- _Dataset_
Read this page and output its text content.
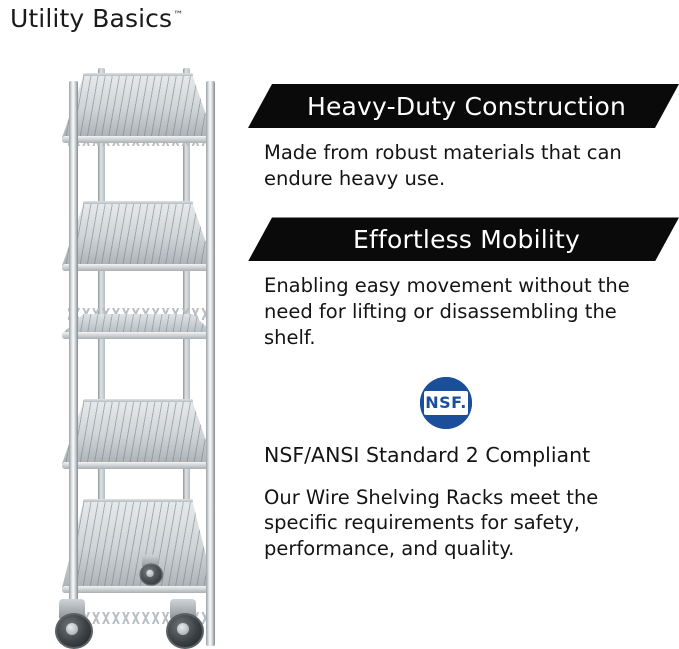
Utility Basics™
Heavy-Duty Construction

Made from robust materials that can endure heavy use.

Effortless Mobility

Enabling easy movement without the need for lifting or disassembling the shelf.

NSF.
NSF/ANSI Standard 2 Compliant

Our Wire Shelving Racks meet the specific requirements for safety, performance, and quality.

- _Brief_
Reproduce the material above verbatim; omit every picture.

- _Reply_
Read this page and output its text content.
Utility Basics™
Heavy-Duty Construction

Made from robust materials that can endure heavy use.

Effortless Mobility

Enabling easy movement without the need for lifting or disassembling the shelf.

NSF.
NSF/ANSI Standard 2 Compliant

Our Wire Shelving Racks meet the specific requirements for safety, performance, and quality.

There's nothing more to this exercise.